本文抜粋:
この連載は「なんとなく地産地消」症候群から脱出するために、その活動の価値を再定義することを目指しています。
そこで、ずばり申し上げます。
飲食店は「なんとなく地産地消」症候群の温床です。

多くの飲食店がいま地元の食材に注目しています。
私が経営している直売所にも、日々、飲食店のオーナーや料理人が新鮮な野菜を求めて来店します。
その多くは、本当に地元に愛があって、地元野菜を集客につなげている「素晴らしい地産地消」の実践店舗です(本稿の後半で2社の取り組みを紹介します)。
しかし、「なんとなく地産地消」、つまり具体的な理由はなく地元産を扱いはじめて、そしてすぐに止めてしまうお店もそれなりの数あることも事実です。

当社でも、銀座などの都心に複数店舗をもつ外食企業に野菜を納入していたことがあります(当社は東京産の農産物を扱っているので、銀座のお店でも一応地産地消なのです)。
なかなかカッコいい高単価な居酒屋さんで、運営会社は大企業の子会社でもあり、きっと大きな取引になるだろうと期待していました。しかし、日に日に注文が減っていき、半年ほどしか続きませんでした。
また、ホテルのレストランに納入したこともあります。ビュッフェ形式(バイキング形式)のレストランで、地元野菜のコーナーを作ってくれるということでした。しかし、それも長続きしませんでした。

いくつか理由がありますが、ひとつはこうした運営企業との相性の悪さだと思っています。

練習問題: 地産地消についての本文では、野菜を納入したホテルのビュッフェ形式のレストランが何のコーナーを作ってくれることになっていたか、答えてください。 次の行は、本文とは別の出典から取ったものです。

提供データ:

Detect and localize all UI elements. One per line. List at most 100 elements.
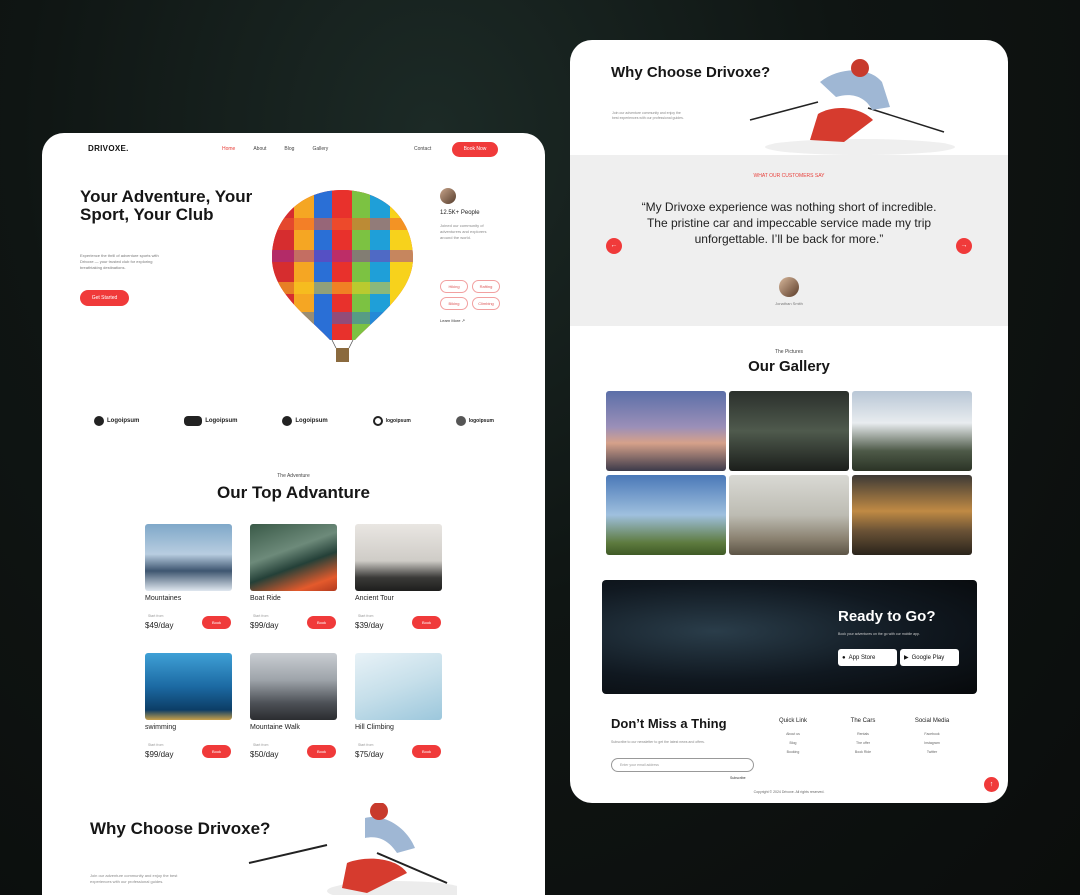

解答: 地元野菜のコーナーです。